— Begin STORED ROWS —
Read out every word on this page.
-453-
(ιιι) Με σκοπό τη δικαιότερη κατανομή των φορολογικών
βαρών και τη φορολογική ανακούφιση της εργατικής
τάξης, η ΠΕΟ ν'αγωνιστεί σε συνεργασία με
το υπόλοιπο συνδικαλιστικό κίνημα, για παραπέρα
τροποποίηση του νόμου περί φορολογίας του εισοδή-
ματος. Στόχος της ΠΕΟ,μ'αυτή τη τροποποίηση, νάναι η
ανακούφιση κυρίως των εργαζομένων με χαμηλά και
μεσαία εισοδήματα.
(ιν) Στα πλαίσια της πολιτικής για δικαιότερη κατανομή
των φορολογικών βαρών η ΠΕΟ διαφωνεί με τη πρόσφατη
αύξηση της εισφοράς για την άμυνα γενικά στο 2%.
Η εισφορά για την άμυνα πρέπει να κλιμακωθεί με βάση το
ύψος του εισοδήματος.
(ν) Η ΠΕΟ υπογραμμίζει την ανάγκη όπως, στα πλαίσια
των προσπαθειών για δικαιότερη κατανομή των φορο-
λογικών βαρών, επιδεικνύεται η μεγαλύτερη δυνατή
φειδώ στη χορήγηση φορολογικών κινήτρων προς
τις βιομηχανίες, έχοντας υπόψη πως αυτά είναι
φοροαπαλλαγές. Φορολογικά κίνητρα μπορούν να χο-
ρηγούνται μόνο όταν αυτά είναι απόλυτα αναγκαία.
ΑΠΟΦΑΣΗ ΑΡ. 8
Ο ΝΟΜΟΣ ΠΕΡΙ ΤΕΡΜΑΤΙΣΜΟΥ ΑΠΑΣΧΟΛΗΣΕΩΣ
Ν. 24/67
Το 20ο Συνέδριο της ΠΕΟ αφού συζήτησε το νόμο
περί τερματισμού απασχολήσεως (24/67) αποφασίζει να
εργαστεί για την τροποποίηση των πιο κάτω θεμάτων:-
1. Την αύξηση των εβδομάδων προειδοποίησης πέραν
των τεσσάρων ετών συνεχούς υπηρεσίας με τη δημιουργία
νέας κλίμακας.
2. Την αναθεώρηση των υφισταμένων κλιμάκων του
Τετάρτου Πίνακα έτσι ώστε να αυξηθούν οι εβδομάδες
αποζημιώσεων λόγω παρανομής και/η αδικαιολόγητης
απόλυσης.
— End STORED ROWS —
_SHORT PROBLEM_. Where a line above holds the string "φορολογικών", show that line.

_TASK ANSWER_.
(ιιι) Με σκοπό τη δικαιότερη κατανομή των φορολογικών
των φορολογικών βαρών η ΠΕΟ διαφωνεί με τη πρόσφατη
φειδώ στη χορήγηση φορολογικών κινήτρων προς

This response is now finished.